5 августа выезжаем на Центральный фронт в Гомель - политрук Трояновский, фотокор Кнорринг и я грешный. Трояновский, со смуглым худым лицом, большим носом, у него медаль "За боевые заслуги", человек бывалый, но не очень старых лет, моложе меня лет на 10. Сперва он представился мне рубакой, рожденным в боях, но затем выяснилось, что он начал свою журналистскую деятельность деткором "Пионерской правды", причем было это не так уж давно. Кнорринг, сказали мне, хороший фотокор, рослый человек, моложе меня на год. Я старше их обоих годами, но совершенное дитя по сравнению с ними в делах войны, им доставляет вполне законное удовольствие объяснять мне предстоящие страхи. Мне это вполне понятное чувство - я сам люблю рассказывать людям о делах, в которых съел собаку, а собеседник, в полной невинности, ничего не смыслит.

# # # # #

**ВЫПОЛНИТЕ ЗАДАНИЯ:**
A. Кем начинал свою журналистскую деятельность Трояновский, согласно тексту о поездке на Центральный фронт?
B. Назовите всех, кто 5 августа выезжает на Центральный фронт в Гомель, по тексту о поездке на Центральный фронт.
C. Напишите продолжение текста о поездке на Центральный фронт, начав сразу после его последнего предложения.
Приведённые далее строки никак не связаны с этим текстом.

# # # # #

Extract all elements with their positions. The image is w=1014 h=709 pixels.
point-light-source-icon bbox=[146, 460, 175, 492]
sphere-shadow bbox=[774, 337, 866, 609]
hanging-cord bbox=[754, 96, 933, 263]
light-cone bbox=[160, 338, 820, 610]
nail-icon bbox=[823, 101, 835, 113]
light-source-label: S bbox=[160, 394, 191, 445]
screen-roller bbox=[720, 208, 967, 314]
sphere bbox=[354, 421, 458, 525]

# # # # #

**ОТВЕТЫ:**
A. Трояновский начинал журналистскую деятельность деткором «Пионерской правды».

B. На фронт выезжают политрук Трояновский, фотокор Кнорринг и сам рассказчик.

C.
Выезжаем мы завтра поездом, мягким вагоном до Брянска, а оттуда как бог пошлет. Редактор, бригадный комиссар Ортенберг, напутствовал нас, говорит, предстоит наступление. Первая наша встреча произошла в ГЛАВПУРе. Он побеседовал со мной и под конец сообщил мне, что знает меня как автора детских книг, что страшно меня удивило, я и не знал этого. Когда мы прощались, я сказал ему: "До свиданья, товарищ Боев". Он расхохотался: "Я не Боев, а Ортенберг". Ну что ж, мы поквитались, он меня принял за Клавдию Лукашевич, а я его за зав. отделом печати ПУРа.
Друг друга не познаша. Весь день пьянствовал, как и полагается новобранцу. Пришел папа, Кугель, Вадя, женя, Вероничка. Вероничка смотрела на меня такими глазами, точно я Гастелло, растрогала меня. Всем семейством пели песни, вели грустные беседы. Настроение грустное, сосредоточенное, ночью лежал один и думал. О чем думал, о ком думал, было и о чем и ком подумать...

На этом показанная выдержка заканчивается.